**HOW TO COMPLETE THIS TASK**
Set down the book description word for word, everything from "Experiences from the" down to "in Los Angeles.".

Experiences from the Outside World
by Geoff Dyer
From "one of our most original writers" (Kathryn Schulz) comes an expansive and exacting book - firmly grounded, but elegant, witty, and always inquisitive - about travel, unexpected awareness, and the questions we ask when we step outside ourselves.
Geoff Dyer's perennial search for tranquility, for "something better," continues in this series of fascinating and seemingly unrelated pilgrimages - with a tour guide who is in fact not a tour guide at the Forbidden City in Beijing, with friends at the Lightning Field in New Mexico, with a hitchhiker picked up near a prison at White Sands, and with "a dream of how things should have been" at the Watts Towers in Los Angeles.
Weaving stories about places to which he has recently traveled with images and memories that have persisted since childhood, Dyer tries "to work out what a certain place - a certain way of marking the landscape - means; what it's trying to tell us; what we go to it for." One of the essays takes its title from Gaugin's masterwork, and asks the same questions: Where do we come from, what are we, where are we going? The answers are elusive: in French Polynesia, where he travels to write about Gaugin and the lure of the exotic, when he visits the Museum of Fine Arts in Boston to see the masterpiece in person only to be told it is travelling, when he and his wife journey to Norway to see, but end up not seeing, the Northern Lights. But at home in California, after a medical event that makes Dyer see everything in a different way, he may finally have found what he's been searching for.

[Bounding box prediction data]
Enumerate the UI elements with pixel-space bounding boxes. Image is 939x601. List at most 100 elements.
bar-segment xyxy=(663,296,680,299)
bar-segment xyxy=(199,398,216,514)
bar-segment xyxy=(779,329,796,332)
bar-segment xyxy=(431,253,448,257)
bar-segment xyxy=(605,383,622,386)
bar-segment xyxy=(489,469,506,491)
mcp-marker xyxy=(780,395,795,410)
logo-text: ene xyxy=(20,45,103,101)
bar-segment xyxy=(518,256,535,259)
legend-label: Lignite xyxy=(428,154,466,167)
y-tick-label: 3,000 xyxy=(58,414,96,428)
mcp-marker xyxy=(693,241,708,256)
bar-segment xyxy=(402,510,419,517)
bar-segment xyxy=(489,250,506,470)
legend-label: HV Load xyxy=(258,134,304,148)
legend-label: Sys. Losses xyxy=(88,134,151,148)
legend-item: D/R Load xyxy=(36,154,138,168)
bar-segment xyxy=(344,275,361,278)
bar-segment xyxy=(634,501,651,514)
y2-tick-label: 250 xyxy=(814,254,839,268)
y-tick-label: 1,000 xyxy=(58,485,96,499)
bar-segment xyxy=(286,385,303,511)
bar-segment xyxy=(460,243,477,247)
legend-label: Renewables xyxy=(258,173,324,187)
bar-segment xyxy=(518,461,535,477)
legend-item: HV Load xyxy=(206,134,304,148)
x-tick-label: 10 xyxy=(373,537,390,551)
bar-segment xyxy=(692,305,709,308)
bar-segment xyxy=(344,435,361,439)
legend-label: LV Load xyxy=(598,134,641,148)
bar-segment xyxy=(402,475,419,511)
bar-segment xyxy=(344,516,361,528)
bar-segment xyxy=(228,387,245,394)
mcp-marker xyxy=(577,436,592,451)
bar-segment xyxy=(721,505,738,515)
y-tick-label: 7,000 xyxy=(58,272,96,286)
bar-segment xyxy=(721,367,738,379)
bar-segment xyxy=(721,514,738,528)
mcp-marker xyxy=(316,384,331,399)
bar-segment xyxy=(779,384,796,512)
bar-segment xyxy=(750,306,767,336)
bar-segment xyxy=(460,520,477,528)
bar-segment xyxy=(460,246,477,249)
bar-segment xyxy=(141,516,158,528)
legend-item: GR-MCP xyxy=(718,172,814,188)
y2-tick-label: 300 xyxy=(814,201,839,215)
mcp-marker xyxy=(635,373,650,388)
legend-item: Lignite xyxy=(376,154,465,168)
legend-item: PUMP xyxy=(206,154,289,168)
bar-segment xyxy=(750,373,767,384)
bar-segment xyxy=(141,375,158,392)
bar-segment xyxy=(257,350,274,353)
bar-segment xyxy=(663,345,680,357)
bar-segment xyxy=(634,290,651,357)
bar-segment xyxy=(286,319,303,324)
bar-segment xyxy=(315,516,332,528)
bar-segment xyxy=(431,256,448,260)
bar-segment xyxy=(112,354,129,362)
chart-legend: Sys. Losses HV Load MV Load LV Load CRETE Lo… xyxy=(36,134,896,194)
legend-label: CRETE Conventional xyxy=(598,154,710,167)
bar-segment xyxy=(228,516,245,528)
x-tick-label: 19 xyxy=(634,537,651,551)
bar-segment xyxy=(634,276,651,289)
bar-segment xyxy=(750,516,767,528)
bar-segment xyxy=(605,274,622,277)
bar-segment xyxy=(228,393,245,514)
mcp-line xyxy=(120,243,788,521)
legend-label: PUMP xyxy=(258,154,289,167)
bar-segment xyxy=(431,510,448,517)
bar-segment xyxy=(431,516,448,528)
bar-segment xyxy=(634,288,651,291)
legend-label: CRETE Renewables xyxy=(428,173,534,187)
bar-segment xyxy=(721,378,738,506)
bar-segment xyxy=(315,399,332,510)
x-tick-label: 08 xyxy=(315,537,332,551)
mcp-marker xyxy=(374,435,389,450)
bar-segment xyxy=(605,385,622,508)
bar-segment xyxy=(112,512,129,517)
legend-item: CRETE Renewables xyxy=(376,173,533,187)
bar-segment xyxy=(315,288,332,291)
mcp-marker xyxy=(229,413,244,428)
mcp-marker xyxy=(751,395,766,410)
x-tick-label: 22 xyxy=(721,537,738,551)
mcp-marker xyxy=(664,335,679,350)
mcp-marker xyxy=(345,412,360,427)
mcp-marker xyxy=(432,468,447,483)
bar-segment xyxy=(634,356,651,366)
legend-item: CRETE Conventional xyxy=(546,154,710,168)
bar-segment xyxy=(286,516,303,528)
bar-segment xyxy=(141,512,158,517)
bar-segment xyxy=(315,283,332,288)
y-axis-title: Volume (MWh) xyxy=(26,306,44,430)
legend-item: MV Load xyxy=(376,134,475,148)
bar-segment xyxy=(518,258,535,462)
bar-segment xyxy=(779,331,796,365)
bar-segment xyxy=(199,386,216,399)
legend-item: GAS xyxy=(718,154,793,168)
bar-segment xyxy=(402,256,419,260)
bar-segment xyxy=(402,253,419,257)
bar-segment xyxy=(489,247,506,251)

**TASK ANSWER**
Experiences from the Outside World
by Geoff Dyer
From "one of our most original writers" (Kathryn Schulz) comes an expansive and exacting book - firmly grounded, but elegant, witty, and always inquisitive - about travel, unexpected awareness, and the questions we ask when we step outside ourselves.
Geoff Dyer's perennial search for tranquility, for "something better," continues in this series of fascinating and seemingly unrelated pilgrimages - with a tour guide who is in fact not a tour guide at the Forbidden City in Beijing, with friends at the Lightning Field in New Mexico, with a hitchhiker picked up near a prison at White Sands, and with "a dream of how things should have been" at the Watts Towers in Los Angeles.